Exercise = Copy out every line that contains "title".

Given data =
====
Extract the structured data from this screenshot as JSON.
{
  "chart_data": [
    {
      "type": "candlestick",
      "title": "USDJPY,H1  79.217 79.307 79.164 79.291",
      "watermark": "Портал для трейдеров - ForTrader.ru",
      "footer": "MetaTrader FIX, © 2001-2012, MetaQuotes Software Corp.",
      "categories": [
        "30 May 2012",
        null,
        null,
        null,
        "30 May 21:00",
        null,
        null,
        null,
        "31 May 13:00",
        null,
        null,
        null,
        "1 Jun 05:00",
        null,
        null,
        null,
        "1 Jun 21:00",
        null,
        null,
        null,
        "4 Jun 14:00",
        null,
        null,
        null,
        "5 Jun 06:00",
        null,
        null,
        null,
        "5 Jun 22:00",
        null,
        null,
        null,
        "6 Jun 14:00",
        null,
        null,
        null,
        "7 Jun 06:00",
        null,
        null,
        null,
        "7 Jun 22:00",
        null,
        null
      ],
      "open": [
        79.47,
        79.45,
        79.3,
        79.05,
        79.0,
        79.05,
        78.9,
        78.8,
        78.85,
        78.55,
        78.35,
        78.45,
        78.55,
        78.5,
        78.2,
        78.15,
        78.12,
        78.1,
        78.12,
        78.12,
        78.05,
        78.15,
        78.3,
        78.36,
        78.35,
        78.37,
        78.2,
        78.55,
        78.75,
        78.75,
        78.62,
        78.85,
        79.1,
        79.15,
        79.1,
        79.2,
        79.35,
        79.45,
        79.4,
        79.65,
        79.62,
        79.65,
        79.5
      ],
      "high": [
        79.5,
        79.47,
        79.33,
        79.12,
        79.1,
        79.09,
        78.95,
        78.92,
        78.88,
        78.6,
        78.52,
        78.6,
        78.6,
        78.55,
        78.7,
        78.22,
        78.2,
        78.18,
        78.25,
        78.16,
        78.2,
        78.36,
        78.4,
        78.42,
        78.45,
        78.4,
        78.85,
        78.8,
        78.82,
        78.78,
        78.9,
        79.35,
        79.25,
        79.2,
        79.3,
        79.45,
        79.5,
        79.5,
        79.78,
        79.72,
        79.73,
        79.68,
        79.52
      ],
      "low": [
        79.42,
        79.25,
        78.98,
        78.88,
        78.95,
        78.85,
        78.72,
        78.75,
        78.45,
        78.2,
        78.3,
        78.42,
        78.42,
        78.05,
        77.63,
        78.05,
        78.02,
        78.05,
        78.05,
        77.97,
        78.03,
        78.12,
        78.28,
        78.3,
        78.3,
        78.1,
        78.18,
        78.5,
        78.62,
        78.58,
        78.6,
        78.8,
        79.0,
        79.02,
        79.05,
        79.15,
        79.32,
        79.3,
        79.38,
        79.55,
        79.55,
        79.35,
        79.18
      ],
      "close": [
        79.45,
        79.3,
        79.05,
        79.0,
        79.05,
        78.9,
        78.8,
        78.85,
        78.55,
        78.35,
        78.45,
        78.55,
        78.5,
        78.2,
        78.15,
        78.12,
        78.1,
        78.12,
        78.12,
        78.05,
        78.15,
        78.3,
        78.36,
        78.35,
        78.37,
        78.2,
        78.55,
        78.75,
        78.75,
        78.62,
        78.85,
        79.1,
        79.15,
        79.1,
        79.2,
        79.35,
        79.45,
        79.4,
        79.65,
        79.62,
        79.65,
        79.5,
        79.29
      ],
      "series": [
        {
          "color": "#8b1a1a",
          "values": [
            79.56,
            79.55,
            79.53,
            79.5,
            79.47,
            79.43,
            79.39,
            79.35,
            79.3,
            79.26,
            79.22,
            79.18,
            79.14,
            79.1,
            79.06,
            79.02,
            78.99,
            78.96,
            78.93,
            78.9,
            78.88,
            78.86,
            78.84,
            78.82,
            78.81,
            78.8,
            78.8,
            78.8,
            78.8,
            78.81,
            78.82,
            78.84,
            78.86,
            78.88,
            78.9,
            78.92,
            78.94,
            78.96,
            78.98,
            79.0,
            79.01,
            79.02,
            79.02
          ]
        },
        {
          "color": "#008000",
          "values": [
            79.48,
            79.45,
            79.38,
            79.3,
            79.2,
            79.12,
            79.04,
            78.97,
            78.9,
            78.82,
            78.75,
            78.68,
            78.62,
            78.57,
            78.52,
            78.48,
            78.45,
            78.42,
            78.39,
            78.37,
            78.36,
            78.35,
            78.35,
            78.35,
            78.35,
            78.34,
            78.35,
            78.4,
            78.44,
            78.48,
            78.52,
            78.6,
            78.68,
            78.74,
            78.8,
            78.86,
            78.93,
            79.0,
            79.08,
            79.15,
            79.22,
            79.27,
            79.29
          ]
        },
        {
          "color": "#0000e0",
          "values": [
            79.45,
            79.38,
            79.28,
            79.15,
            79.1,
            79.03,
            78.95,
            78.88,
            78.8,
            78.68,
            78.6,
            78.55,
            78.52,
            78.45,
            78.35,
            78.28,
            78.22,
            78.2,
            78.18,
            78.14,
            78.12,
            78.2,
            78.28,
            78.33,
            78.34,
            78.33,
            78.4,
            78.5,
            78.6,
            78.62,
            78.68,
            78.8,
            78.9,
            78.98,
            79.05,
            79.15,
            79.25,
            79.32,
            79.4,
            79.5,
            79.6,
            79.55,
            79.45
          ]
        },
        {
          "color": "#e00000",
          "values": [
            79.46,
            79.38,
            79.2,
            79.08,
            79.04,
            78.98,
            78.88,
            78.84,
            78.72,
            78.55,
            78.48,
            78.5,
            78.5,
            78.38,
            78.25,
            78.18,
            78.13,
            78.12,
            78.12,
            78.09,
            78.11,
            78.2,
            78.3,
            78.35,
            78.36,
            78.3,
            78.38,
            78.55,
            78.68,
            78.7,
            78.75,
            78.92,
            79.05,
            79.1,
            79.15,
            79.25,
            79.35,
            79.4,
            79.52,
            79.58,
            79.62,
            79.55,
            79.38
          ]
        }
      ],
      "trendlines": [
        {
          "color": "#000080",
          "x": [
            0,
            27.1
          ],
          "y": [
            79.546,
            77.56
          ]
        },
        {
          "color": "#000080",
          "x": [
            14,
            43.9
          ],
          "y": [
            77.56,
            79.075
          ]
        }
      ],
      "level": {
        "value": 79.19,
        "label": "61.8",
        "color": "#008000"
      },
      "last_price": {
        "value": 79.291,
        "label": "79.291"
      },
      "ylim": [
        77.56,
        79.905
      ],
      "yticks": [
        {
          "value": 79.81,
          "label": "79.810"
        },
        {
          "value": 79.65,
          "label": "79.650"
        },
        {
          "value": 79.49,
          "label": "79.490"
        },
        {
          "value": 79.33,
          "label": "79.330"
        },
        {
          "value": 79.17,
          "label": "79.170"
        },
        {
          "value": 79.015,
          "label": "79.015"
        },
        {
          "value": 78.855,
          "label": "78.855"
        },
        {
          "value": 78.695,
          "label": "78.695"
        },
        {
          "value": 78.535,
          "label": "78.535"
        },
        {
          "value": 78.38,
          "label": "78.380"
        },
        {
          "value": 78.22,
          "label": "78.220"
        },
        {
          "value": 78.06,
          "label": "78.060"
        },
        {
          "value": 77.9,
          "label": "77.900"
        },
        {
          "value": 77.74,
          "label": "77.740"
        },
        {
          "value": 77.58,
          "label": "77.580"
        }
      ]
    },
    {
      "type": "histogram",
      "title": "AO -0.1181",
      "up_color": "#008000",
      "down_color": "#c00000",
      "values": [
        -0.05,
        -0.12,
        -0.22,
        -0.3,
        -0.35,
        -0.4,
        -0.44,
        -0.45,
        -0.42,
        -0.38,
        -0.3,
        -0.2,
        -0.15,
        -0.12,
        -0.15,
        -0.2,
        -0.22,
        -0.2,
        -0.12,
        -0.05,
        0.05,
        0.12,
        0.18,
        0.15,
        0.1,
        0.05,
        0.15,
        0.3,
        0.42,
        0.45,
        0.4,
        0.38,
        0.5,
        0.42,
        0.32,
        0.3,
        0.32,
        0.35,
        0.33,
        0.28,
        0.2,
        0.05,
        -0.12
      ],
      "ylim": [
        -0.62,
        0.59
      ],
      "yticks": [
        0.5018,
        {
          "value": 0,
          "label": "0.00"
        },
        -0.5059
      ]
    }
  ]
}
====
Task solution =
      "title": "USDJPY,H1  79.217 79.307 79.164 79.291",
      "title": "AO -0.1181",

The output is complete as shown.